(begin)

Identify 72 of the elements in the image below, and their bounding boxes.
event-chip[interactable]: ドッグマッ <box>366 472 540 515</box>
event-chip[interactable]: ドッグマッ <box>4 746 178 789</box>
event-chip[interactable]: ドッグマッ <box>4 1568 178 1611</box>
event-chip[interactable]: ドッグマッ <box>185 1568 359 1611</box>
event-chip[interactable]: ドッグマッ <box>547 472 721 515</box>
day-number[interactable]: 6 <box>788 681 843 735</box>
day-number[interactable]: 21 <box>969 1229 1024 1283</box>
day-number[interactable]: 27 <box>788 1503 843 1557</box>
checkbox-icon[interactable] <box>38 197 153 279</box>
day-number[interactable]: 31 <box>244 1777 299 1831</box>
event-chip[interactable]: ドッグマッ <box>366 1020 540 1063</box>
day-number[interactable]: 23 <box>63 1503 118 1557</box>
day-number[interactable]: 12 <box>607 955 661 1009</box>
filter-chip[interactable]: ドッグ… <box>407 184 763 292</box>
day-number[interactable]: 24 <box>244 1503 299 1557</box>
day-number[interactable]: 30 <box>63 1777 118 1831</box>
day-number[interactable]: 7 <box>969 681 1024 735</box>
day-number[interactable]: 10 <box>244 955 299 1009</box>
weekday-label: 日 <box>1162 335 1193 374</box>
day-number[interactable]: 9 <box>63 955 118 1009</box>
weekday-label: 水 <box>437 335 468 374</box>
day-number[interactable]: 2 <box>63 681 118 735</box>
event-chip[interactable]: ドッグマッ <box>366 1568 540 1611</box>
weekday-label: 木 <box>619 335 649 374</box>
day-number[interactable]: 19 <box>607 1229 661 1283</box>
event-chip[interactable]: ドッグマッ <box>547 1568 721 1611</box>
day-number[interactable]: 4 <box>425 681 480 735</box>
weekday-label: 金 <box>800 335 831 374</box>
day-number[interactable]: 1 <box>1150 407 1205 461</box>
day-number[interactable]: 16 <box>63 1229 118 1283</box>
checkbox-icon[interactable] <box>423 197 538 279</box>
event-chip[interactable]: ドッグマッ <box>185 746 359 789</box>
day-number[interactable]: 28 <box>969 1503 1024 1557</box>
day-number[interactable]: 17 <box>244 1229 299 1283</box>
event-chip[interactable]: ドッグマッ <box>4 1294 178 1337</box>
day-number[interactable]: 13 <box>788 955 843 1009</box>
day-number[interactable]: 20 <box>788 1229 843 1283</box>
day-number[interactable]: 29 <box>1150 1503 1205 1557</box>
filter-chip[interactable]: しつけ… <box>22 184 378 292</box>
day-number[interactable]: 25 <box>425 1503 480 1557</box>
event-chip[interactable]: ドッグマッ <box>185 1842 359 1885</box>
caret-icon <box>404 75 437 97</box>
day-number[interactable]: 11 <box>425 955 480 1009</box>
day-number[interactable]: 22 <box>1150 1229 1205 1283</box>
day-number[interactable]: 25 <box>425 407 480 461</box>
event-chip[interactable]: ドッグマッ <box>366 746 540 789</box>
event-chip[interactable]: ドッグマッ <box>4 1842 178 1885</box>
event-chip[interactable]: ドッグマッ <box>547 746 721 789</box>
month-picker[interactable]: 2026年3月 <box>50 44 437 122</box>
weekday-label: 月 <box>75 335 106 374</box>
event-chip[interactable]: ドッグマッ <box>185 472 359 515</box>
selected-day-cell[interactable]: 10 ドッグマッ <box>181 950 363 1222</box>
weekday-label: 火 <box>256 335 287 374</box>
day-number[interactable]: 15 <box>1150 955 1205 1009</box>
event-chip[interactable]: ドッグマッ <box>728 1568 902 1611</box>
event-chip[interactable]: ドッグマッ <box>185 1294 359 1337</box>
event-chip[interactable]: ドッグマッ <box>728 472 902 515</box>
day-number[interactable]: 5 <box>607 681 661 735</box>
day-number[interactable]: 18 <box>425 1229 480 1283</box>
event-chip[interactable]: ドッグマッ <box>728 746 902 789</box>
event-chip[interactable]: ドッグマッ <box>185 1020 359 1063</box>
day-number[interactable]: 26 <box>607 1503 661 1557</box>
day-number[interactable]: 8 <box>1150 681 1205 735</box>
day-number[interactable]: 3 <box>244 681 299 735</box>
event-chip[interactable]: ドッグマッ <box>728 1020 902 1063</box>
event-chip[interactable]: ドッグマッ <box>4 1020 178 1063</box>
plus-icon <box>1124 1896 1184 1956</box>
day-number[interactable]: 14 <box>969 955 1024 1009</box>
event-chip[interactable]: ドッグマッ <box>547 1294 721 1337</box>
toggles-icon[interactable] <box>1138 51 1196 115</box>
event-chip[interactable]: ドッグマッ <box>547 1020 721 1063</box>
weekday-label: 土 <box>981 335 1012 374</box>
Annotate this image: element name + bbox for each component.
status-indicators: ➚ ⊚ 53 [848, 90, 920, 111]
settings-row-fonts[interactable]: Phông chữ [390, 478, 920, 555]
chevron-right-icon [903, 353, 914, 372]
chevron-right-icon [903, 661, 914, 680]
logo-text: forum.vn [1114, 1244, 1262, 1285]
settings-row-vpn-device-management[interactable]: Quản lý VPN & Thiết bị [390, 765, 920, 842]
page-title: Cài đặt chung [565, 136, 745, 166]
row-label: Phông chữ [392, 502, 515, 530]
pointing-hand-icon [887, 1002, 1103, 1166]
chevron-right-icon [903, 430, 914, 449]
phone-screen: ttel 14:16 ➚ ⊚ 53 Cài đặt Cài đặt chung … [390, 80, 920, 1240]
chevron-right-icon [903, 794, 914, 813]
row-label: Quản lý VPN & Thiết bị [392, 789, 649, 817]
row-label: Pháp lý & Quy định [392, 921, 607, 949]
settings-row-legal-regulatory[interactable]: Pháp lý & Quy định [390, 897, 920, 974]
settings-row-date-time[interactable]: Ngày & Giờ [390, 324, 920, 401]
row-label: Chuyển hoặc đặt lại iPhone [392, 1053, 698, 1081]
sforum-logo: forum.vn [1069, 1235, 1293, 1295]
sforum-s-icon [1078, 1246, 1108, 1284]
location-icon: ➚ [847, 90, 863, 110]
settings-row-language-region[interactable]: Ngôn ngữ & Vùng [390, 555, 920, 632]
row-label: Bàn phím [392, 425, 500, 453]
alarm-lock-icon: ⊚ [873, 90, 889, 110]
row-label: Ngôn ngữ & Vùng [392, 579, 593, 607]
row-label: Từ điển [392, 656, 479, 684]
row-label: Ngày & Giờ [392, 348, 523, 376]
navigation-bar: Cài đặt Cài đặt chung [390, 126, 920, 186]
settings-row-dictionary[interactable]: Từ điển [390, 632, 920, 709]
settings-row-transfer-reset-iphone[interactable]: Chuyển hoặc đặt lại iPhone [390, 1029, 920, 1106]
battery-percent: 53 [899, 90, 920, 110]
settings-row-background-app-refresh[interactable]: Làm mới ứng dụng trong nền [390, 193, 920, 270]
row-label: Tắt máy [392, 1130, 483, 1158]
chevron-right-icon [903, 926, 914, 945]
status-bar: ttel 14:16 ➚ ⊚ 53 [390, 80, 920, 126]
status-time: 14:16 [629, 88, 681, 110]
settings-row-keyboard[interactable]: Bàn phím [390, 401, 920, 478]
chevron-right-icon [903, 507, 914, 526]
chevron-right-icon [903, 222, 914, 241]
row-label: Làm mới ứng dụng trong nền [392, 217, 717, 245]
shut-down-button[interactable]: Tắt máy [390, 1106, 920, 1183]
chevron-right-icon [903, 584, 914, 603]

(end)

• [Work required]:
Copy every line of the material above, keeping each character, space and number unchanged.

• [Exercise solution]:
Identify 72 of the elements in the image below, and their bounding boxes.
event-chip[interactable]: ドッグマッ <box>366 472 540 515</box>
event-chip[interactable]: ドッグマッ <box>4 746 178 789</box>
event-chip[interactable]: ドッグマッ <box>4 1568 178 1611</box>
event-chip[interactable]: ドッグマッ <box>185 1568 359 1611</box>
event-chip[interactable]: ドッグマッ <box>547 472 721 515</box>
day-number[interactable]: 6 <box>788 681 843 735</box>
day-number[interactable]: 21 <box>969 1229 1024 1283</box>
day-number[interactable]: 27 <box>788 1503 843 1557</box>
checkbox-icon[interactable] <box>38 197 153 279</box>
day-number[interactable]: 31 <box>244 1777 299 1831</box>
event-chip[interactable]: ドッグマッ <box>366 1020 540 1063</box>
day-number[interactable]: 23 <box>63 1503 118 1557</box>
day-number[interactable]: 12 <box>607 955 661 1009</box>
filter-chip[interactable]: ドッグ… <box>407 184 763 292</box>
day-number[interactable]: 24 <box>244 1503 299 1557</box>
day-number[interactable]: 30 <box>63 1777 118 1831</box>
day-number[interactable]: 7 <box>969 681 1024 735</box>
day-number[interactable]: 10 <box>244 955 299 1009</box>
weekday-label: 日 <box>1162 335 1193 374</box>
day-number[interactable]: 9 <box>63 955 118 1009</box>
weekday-label: 水 <box>437 335 468 374</box>
day-number[interactable]: 2 <box>63 681 118 735</box>
event-chip[interactable]: ドッグマッ <box>366 1568 540 1611</box>
weekday-label: 木 <box>619 335 649 374</box>
day-number[interactable]: 19 <box>607 1229 661 1283</box>
event-chip[interactable]: ドッグマッ <box>547 1568 721 1611</box>
day-number[interactable]: 4 <box>425 681 480 735</box>
weekday-label: 金 <box>800 335 831 374</box>
day-number[interactable]: 1 <box>1150 407 1205 461</box>
day-number[interactable]: 16 <box>63 1229 118 1283</box>
checkbox-icon[interactable] <box>423 197 538 279</box>
event-chip[interactable]: ドッグマッ <box>185 746 359 789</box>
day-number[interactable]: 28 <box>969 1503 1024 1557</box>
day-number[interactable]: 17 <box>244 1229 299 1283</box>
event-chip[interactable]: ドッグマッ <box>4 1294 178 1337</box>
day-number[interactable]: 13 <box>788 955 843 1009</box>
day-number[interactable]: 20 <box>788 1229 843 1283</box>
day-number[interactable]: 29 <box>1150 1503 1205 1557</box>
filter-chip[interactable]: しつけ… <box>22 184 378 292</box>
day-number[interactable]: 25 <box>425 1503 480 1557</box>
event-chip[interactable]: ドッグマッ <box>185 1842 359 1885</box>
caret-icon <box>404 75 437 97</box>
day-number[interactable]: 11 <box>425 955 480 1009</box>
day-number[interactable]: 22 <box>1150 1229 1205 1283</box>
day-number[interactable]: 25 <box>425 407 480 461</box>
event-chip[interactable]: ドッグマッ <box>366 746 540 789</box>
event-chip[interactable]: ドッグマッ <box>4 1842 178 1885</box>
event-chip[interactable]: ドッグマッ <box>547 746 721 789</box>
month-picker[interactable]: 2026年3月 <box>50 44 437 122</box>
weekday-label: 月 <box>75 335 106 374</box>
event-chip[interactable]: ドッグマッ <box>185 472 359 515</box>
selected-day-cell[interactable]: 10 ドッグマッ <box>181 950 363 1222</box>
weekday-label: 火 <box>256 335 287 374</box>
day-number[interactable]: 15 <box>1150 955 1205 1009</box>
event-chip[interactable]: ドッグマッ <box>728 1568 902 1611</box>
event-chip[interactable]: ドッグマッ <box>185 1294 359 1337</box>
event-chip[interactable]: ドッグマッ <box>728 472 902 515</box>
day-number[interactable]: 5 <box>607 681 661 735</box>
day-number[interactable]: 18 <box>425 1229 480 1283</box>
event-chip[interactable]: ドッグマッ <box>728 746 902 789</box>
event-chip[interactable]: ドッグマッ <box>185 1020 359 1063</box>
day-number[interactable]: 26 <box>607 1503 661 1557</box>
day-number[interactable]: 8 <box>1150 681 1205 735</box>
day-number[interactable]: 3 <box>244 681 299 735</box>
event-chip[interactable]: ドッグマッ <box>728 1020 902 1063</box>
event-chip[interactable]: ドッグマッ <box>4 1020 178 1063</box>
plus-icon <box>1124 1896 1184 1956</box>
day-number[interactable]: 14 <box>969 955 1024 1009</box>
event-chip[interactable]: ドッグマッ <box>547 1294 721 1337</box>
toggles-icon[interactable] <box>1138 51 1196 115</box>
event-chip[interactable]: ドッグマッ <box>547 1020 721 1063</box>
weekday-label: 土 <box>981 335 1012 374</box>
Annotate this image: element name + bbox for each component.
status-indicators: ➚ ⊚ 53 [848, 90, 920, 111]
settings-row-fonts[interactable]: Phông chữ [390, 478, 920, 555]
chevron-right-icon [903, 353, 914, 372]
chevron-right-icon [903, 661, 914, 680]
logo-text: forum.vn [1114, 1244, 1262, 1285]
settings-row-vpn-device-management[interactable]: Quản lý VPN & Thiết bị [390, 765, 920, 842]
page-title: Cài đặt chung [565, 136, 745, 166]
row-label: Phông chữ [392, 502, 515, 530]
pointing-hand-icon [887, 1002, 1103, 1166]
chevron-right-icon [903, 430, 914, 449]
phone-screen: ttel 14:16 ➚ ⊚ 53 Cài đặt Cài đặt chung … [390, 80, 920, 1240]
chevron-right-icon [903, 794, 914, 813]
row-label: Quản lý VPN & Thiết bị [392, 789, 649, 817]
row-label: Pháp lý & Quy định [392, 921, 607, 949]
settings-row-legal-regulatory[interactable]: Pháp lý & Quy định [390, 897, 920, 974]
settings-row-date-time[interactable]: Ngày & Giờ [390, 324, 920, 401]
row-label: Chuyển hoặc đặt lại iPhone [392, 1053, 698, 1081]
sforum-logo: forum.vn [1069, 1235, 1293, 1295]
sforum-s-icon [1078, 1246, 1108, 1284]
location-icon: ➚ [847, 90, 863, 110]
settings-row-language-region[interactable]: Ngôn ngữ & Vùng [390, 555, 920, 632]
row-label: Bàn phím [392, 425, 500, 453]
alarm-lock-icon: ⊚ [873, 90, 889, 110]
row-label: Ngôn ngữ & Vùng [392, 579, 593, 607]
row-label: Từ điển [392, 656, 479, 684]
row-label: Ngày & Giờ [392, 348, 523, 376]
navigation-bar: Cài đặt Cài đặt chung [390, 126, 920, 186]
settings-row-dictionary[interactable]: Từ điển [390, 632, 920, 709]
settings-row-transfer-reset-iphone[interactable]: Chuyển hoặc đặt lại iPhone [390, 1029, 920, 1106]
battery-percent: 53 [899, 90, 920, 110]
settings-row-background-app-refresh[interactable]: Làm mới ứng dụng trong nền [390, 193, 920, 270]
row-label: Tắt máy [392, 1130, 483, 1158]
chevron-right-icon [903, 926, 914, 945]
status-bar: ttel 14:16 ➚ ⊚ 53 [390, 80, 920, 126]
status-time: 14:16 [629, 88, 681, 110]
settings-row-keyboard[interactable]: Bàn phím [390, 401, 920, 478]
chevron-right-icon [903, 507, 914, 526]
chevron-right-icon [903, 222, 914, 241]
row-label: Làm mới ứng dụng trong nền [392, 217, 717, 245]
shut-down-button[interactable]: Tắt máy [390, 1106, 920, 1183]
chevron-right-icon [903, 584, 914, 603]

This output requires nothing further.